**Task**: Print the listing as it stands, omitting all images.

[Data excerpts]
--- Start ---
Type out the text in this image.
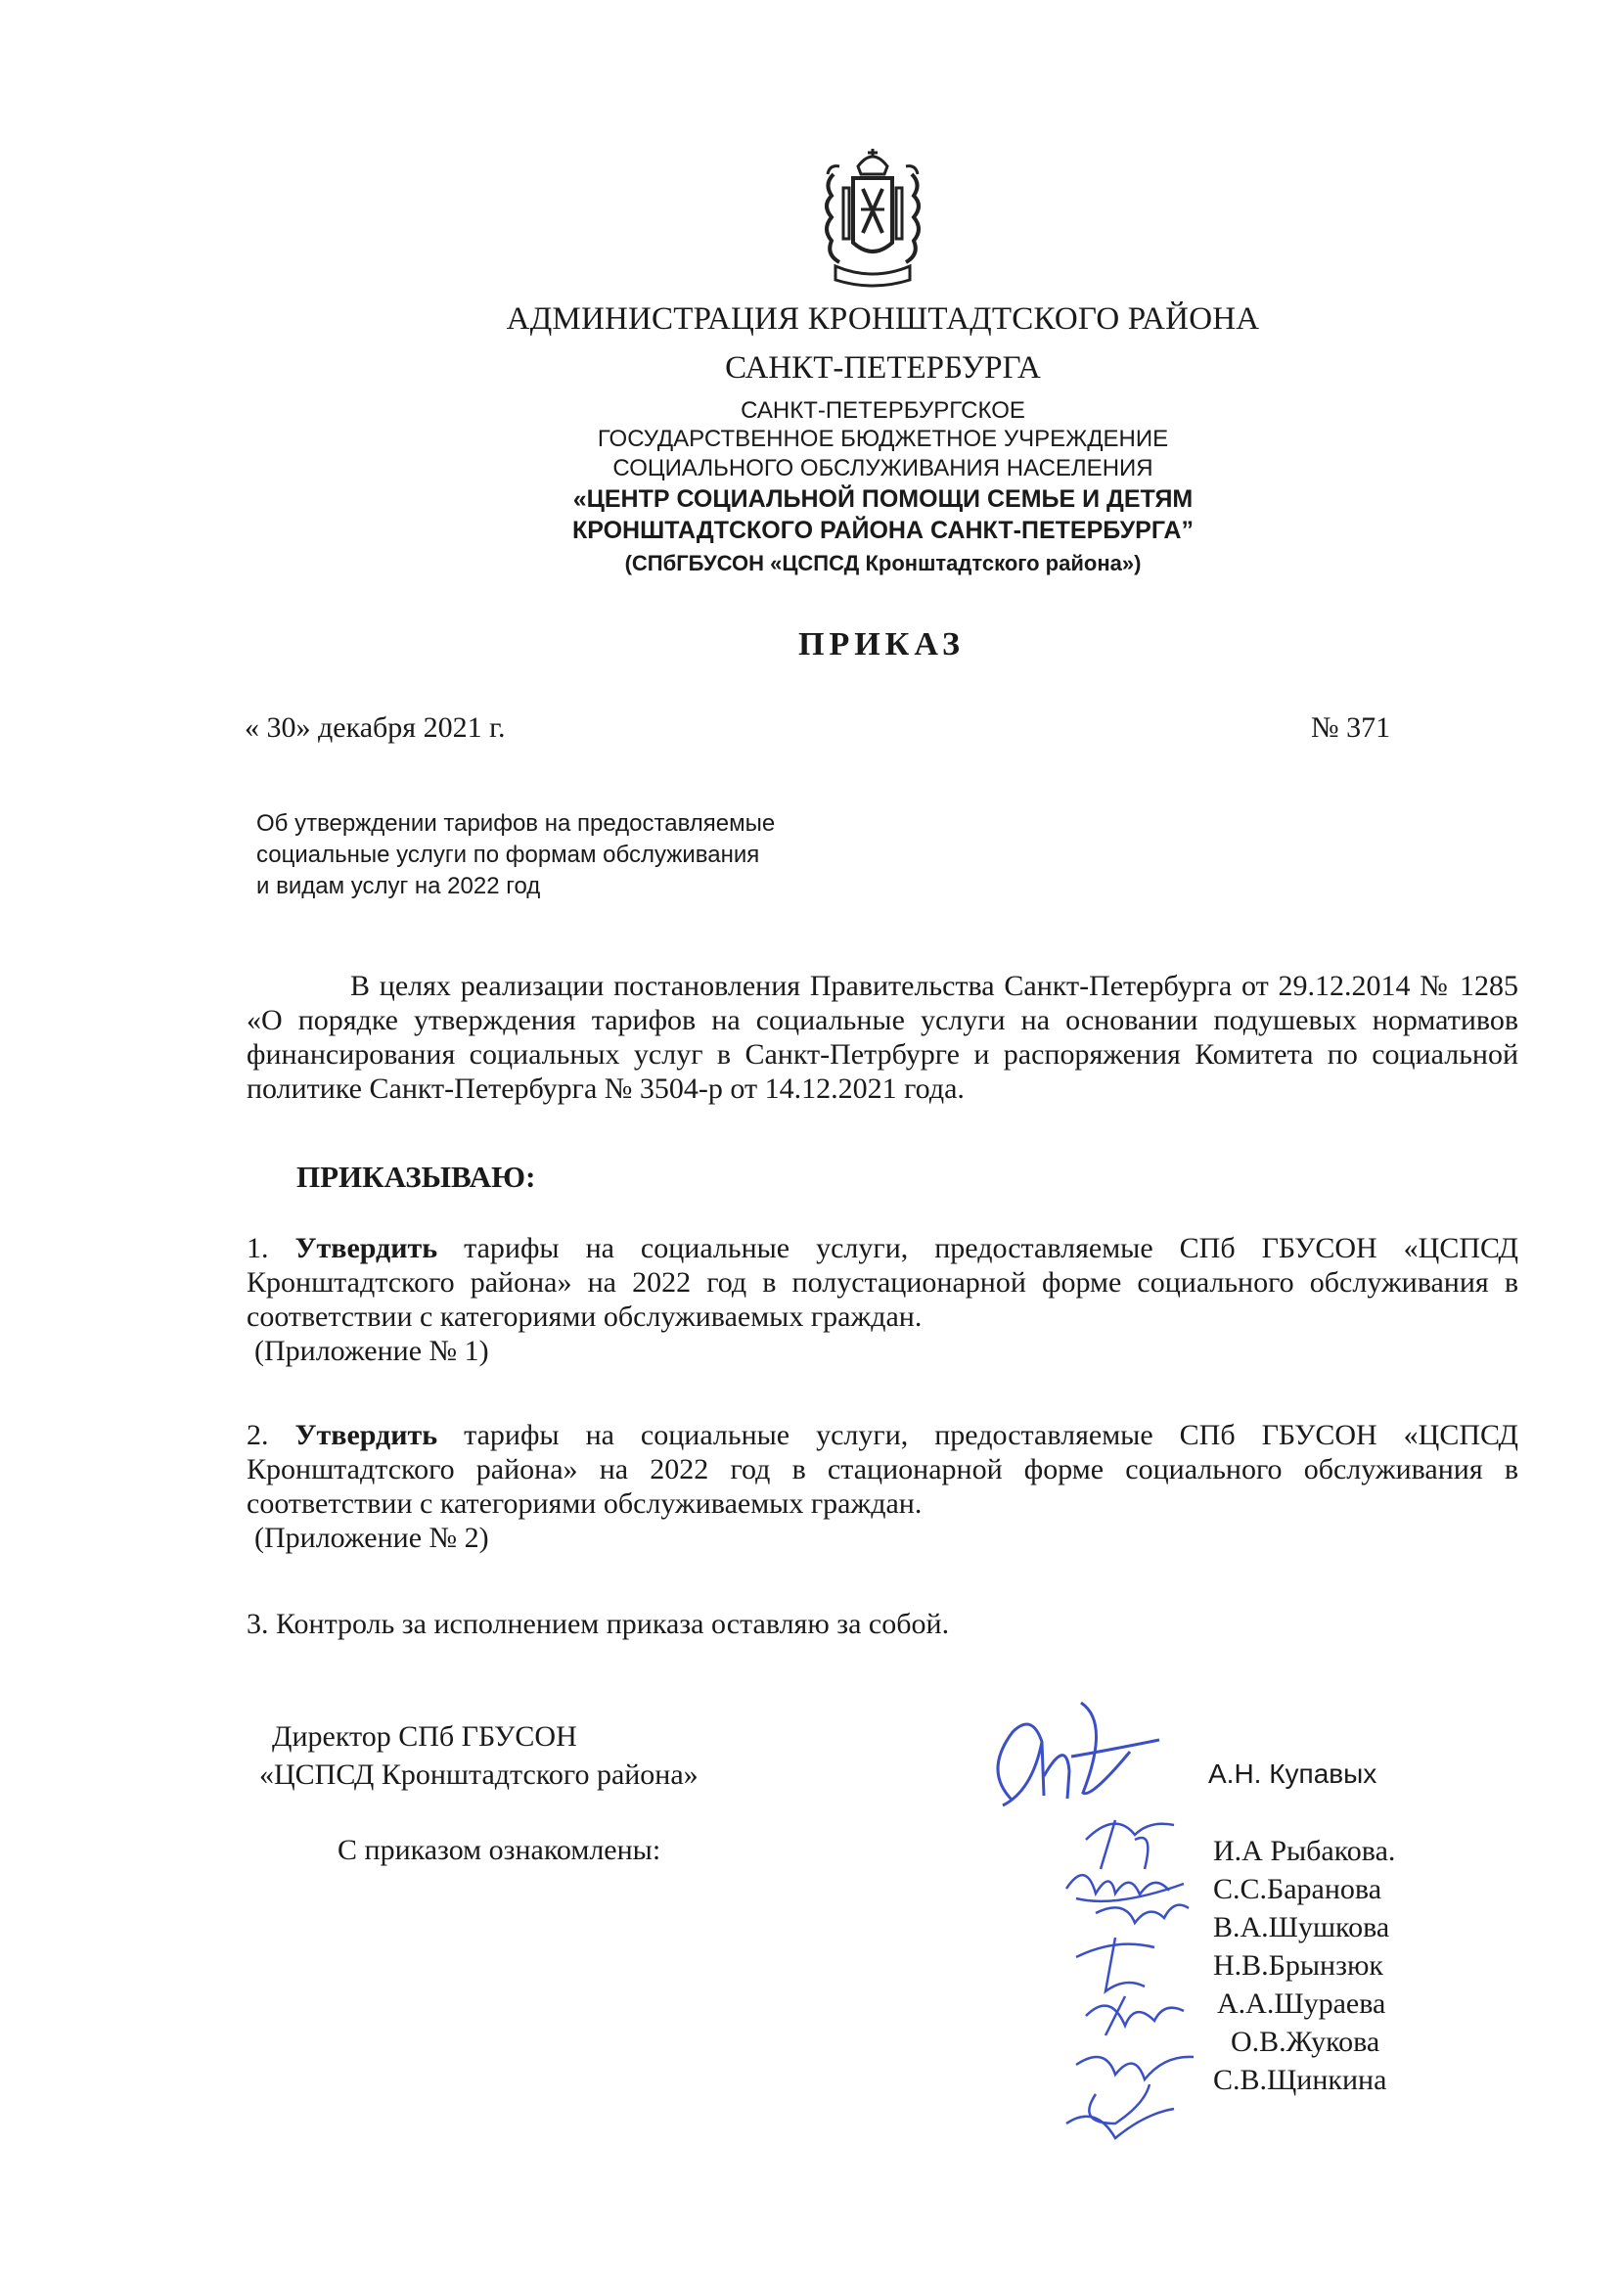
АДМИНИСТРАЦИЯ КРОНШТАДТСКОГО РАЙОНА
САНКТ-ПЕТЕРБУРГА
САНКТ-ПЕТЕРБУРГСКОЕ
ГОСУДАРСТВЕННОЕ БЮДЖЕТНОЕ УЧРЕЖДЕНИЕ
СОЦИАЛЬНОГО ОБСЛУЖИВАНИЯ НАСЕЛЕНИЯ
«ЦЕНТР СОЦИАЛЬНОЙ ПОМОЩИ СЕМЬЕ И ДЕТЯМ
КРОНШТАДТСКОГО РАЙОНА САНКТ-ПЕТЕРБУРГА”
(СПбГБУСОН «ЦСПСД Кронштадтского района»)
ПРИКАЗ
« 30» декабря 2021 г.	№ 371
Об утверждении тарифов на предоставляемые
социальные услуги по формам обслуживания
и видам услуг на 2022 год
В целях реализации постановления Правительства Санкт-Петербурга от 29.12.2014 № 1285 «О порядке утверждения тарифов на социальные услуги на основании подушевых нормативов финансирования социальных услуг в Санкт-Петрбурге и распоряжения Комитета по социальной политике Санкт-Петербурга № 3504-р от 14.12.2021 года.
ПРИКАЗЫВАЮ:
1. Утвердить тарифы на социальные услуги, предоставляемые СПб ГБУСОН «ЦСПСД Кронштадтского района» на 2022 год в полустационарной форме социального обслуживания в соответствии с категориями обслуживаемых граждан.
(Приложение № 1)
2. Утвердить тарифы на социальные услуги, предоставляемые СПб ГБУСОН «ЦСПСД Кронштадтского района» на 2022 год в стационарной форме социального обслуживания в соответствии с категориями обслуживаемых граждан.
(Приложение № 2)
3. Контроль за исполнением приказа оставляю за собой.
Директор СПб ГБУСОН
«ЦСПСД Кронштадтского района»	А.Н. Купавых
С приказом ознакомлены:	И.А Рыбакова.
С.С.Баранова
В.А.Шушкова
Н.В.Брынзюк
А.А.Шураева
О.В.Жукова
С.В.Щинкина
--- End ---
**Full solution**:
Type out the text in this image.
АДМИНИСТРАЦИЯ КРОНШТАДТСКОГО РАЙОНА
САНКТ-ПЕТЕРБУРГА
САНКТ-ПЕТЕРБУРГСКОЕ
ГОСУДАРСТВЕННОЕ БЮДЖЕТНОЕ УЧРЕЖДЕНИЕ
СОЦИАЛЬНОГО ОБСЛУЖИВАНИЯ НАСЕЛЕНИЯ
«ЦЕНТР СОЦИАЛЬНОЙ ПОМОЩИ СЕМЬЕ И ДЕТЯМ
КРОНШТАДТСКОГО РАЙОНА САНКТ-ПЕТЕРБУРГА”
(СПбГБУСОН «ЦСПСД Кронштадтского района»)
ПРИКАЗ
« 30» декабря 2021 г.	№ 371
Об утверждении тарифов на предоставляемые
социальные услуги по формам обслуживания
и видам услуг на 2022 год
В целях реализации постановления Правительства Санкт-Петербурга от 29.12.2014 № 1285 «О порядке утверждения тарифов на социальные услуги на основании подушевых нормативов финансирования социальных услуг в Санкт-Петрбурге и распоряжения Комитета по социальной политике Санкт-Петербурга № 3504-р от 14.12.2021 года.
ПРИКАЗЫВАЮ:
1. Утвердить тарифы на социальные услуги, предоставляемые СПб ГБУСОН «ЦСПСД Кронштадтского района» на 2022 год в полустационарной форме социального обслуживания в соответствии с категориями обслуживаемых граждан.
(Приложение № 1)
2. Утвердить тарифы на социальные услуги, предоставляемые СПб ГБУСОН «ЦСПСД Кронштадтского района» на 2022 год в стационарной форме социального обслуживания в соответствии с категориями обслуживаемых граждан.
(Приложение № 2)
3. Контроль за исполнением приказа оставляю за собой.
Директор СПб ГБУСОН
«ЦСПСД Кронштадтского района»	А.Н. Купавых
С приказом ознакомлены:	И.А Рыбакова.
С.С.Баранова
В.А.Шушкова
Н.В.Брынзюк
А.А.Шураева
О.В.Жукова
С.В.Щинкина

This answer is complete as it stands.